SET PROBLEM - Using the records that follow, copy every line containing the word "کرتے".

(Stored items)
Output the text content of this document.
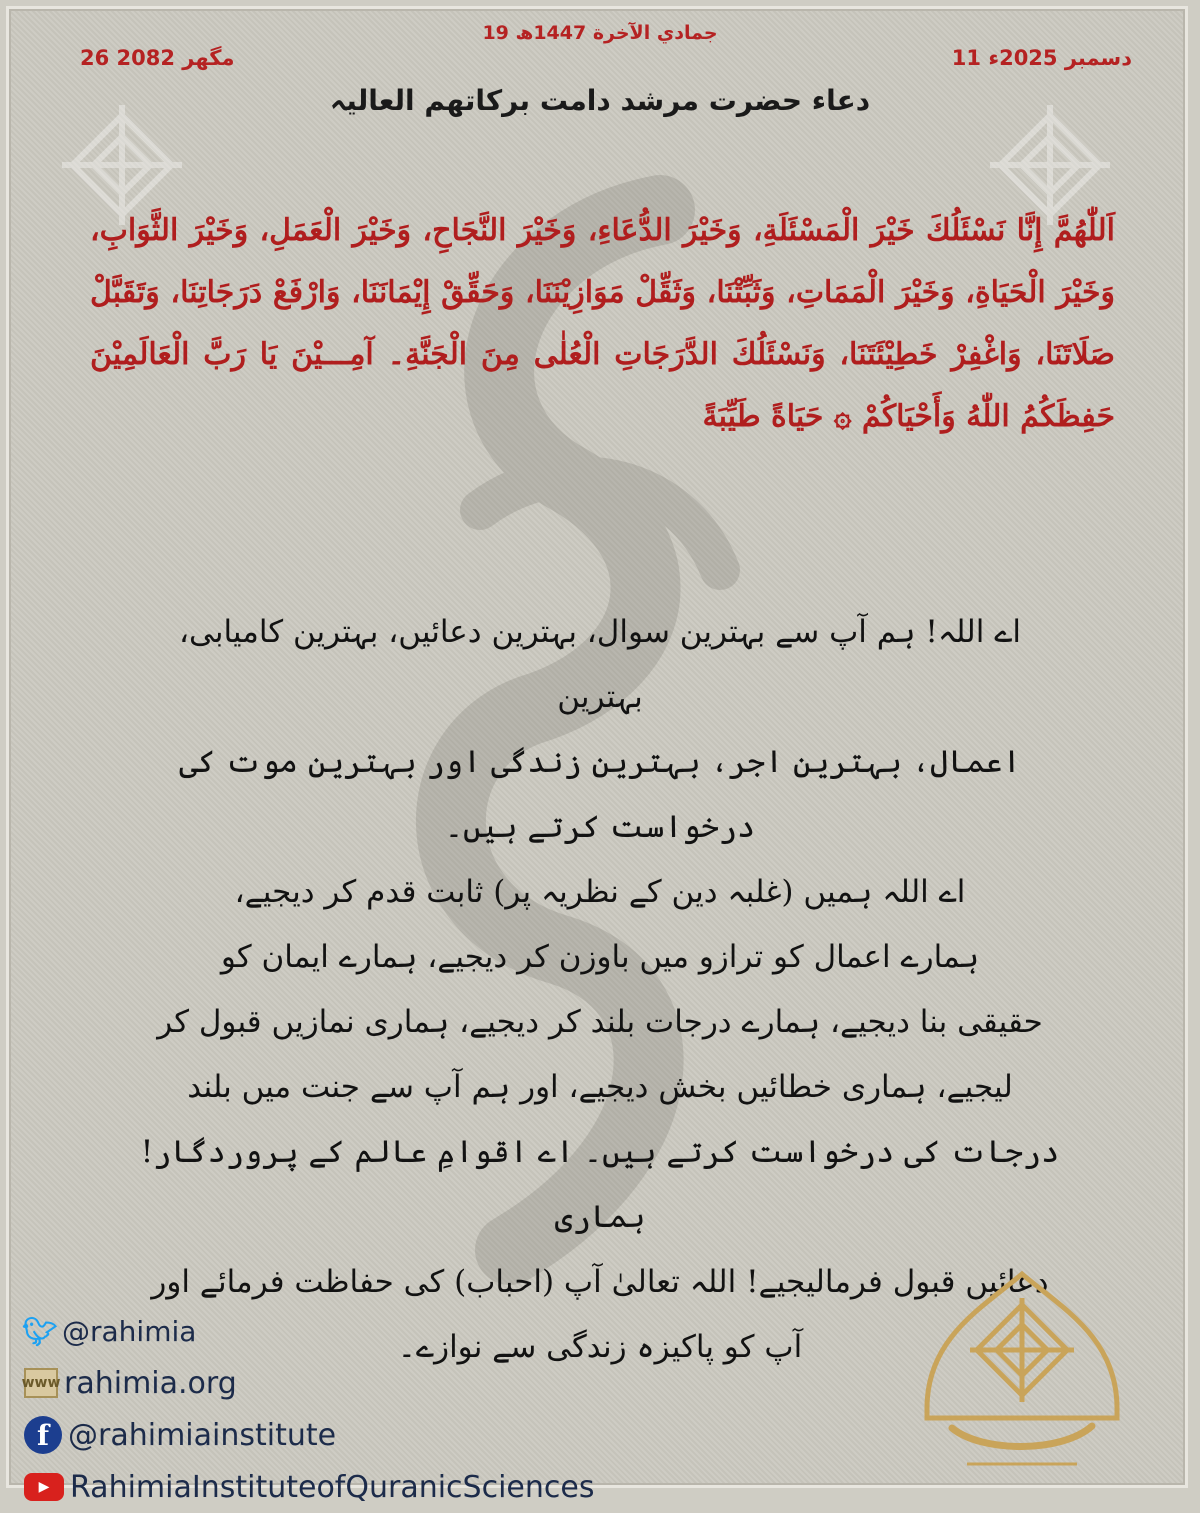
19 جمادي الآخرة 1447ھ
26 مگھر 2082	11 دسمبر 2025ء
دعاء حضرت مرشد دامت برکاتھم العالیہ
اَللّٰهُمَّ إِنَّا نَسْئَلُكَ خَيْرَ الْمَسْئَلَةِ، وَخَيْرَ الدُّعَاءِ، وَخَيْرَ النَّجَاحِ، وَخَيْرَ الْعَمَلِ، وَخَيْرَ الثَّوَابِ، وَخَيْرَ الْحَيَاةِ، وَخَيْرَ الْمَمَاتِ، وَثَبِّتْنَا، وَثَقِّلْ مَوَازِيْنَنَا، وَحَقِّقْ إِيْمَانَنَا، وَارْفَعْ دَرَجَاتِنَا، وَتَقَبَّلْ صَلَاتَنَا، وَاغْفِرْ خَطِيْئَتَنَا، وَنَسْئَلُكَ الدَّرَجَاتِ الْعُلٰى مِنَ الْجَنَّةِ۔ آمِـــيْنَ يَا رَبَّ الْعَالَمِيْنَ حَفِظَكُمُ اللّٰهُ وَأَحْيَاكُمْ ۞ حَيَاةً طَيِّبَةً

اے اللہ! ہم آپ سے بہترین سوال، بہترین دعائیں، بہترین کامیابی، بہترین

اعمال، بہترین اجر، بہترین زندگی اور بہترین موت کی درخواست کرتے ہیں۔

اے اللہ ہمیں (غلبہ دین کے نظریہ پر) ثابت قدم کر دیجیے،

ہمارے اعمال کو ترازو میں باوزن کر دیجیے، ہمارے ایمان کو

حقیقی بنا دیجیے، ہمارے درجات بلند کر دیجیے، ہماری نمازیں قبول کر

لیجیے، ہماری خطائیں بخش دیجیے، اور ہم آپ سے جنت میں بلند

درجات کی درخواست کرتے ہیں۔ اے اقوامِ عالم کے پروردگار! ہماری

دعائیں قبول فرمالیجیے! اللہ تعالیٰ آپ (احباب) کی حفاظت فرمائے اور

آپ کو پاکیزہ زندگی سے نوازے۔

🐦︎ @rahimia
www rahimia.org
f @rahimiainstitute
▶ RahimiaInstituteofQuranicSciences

...

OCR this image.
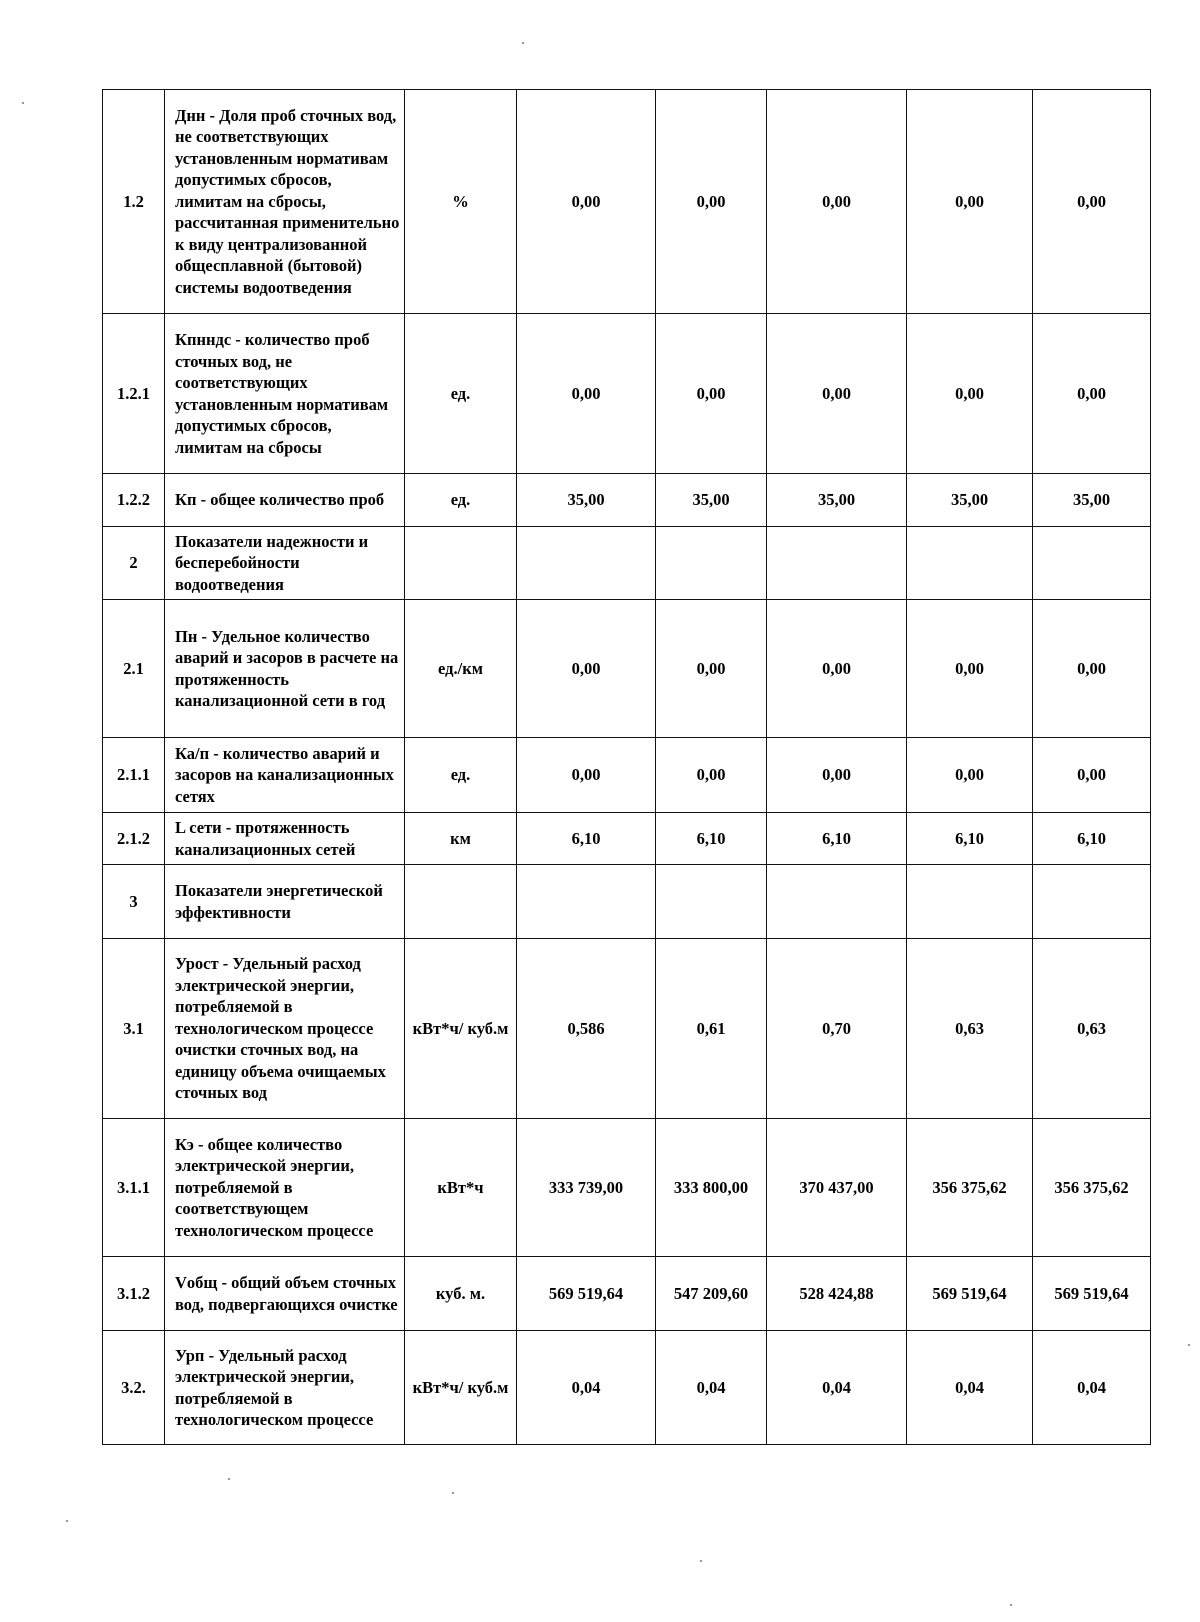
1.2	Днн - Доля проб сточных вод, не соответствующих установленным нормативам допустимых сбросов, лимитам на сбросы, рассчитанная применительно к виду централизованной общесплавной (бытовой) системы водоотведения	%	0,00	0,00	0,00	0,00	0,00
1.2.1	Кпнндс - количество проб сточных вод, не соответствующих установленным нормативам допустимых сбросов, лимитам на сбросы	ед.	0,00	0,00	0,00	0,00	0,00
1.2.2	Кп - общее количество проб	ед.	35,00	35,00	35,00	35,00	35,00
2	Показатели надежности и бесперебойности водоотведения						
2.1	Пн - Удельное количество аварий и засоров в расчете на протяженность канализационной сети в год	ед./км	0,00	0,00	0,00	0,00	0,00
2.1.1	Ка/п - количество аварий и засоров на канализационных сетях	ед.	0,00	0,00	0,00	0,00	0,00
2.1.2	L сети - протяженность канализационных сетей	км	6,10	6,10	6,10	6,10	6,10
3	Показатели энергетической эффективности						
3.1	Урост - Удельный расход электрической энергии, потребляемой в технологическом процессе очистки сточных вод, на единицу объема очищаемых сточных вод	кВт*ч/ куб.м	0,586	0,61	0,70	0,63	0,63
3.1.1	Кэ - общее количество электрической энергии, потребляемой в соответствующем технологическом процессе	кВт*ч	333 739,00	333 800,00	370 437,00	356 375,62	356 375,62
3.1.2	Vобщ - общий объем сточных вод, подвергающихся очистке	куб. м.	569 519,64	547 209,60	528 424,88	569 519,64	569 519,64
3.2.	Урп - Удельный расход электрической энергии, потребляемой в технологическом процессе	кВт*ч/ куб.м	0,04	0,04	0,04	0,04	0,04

...

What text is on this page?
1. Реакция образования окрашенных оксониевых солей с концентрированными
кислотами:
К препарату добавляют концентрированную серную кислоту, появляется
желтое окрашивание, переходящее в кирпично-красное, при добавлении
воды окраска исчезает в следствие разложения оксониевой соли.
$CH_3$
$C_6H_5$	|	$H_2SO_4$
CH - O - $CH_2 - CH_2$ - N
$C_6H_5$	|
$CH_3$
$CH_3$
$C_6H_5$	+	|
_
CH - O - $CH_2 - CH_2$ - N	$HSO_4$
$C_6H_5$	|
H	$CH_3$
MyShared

THE COMPLETED TASK -
اعمال، بہترین اجر، بہترین زندگی اور بہترین موت کی درخواست کرتے ہیں۔
درجات کی درخواست کرتے ہیں۔ اے اقوامِ عالم کے پروردگار! ہماری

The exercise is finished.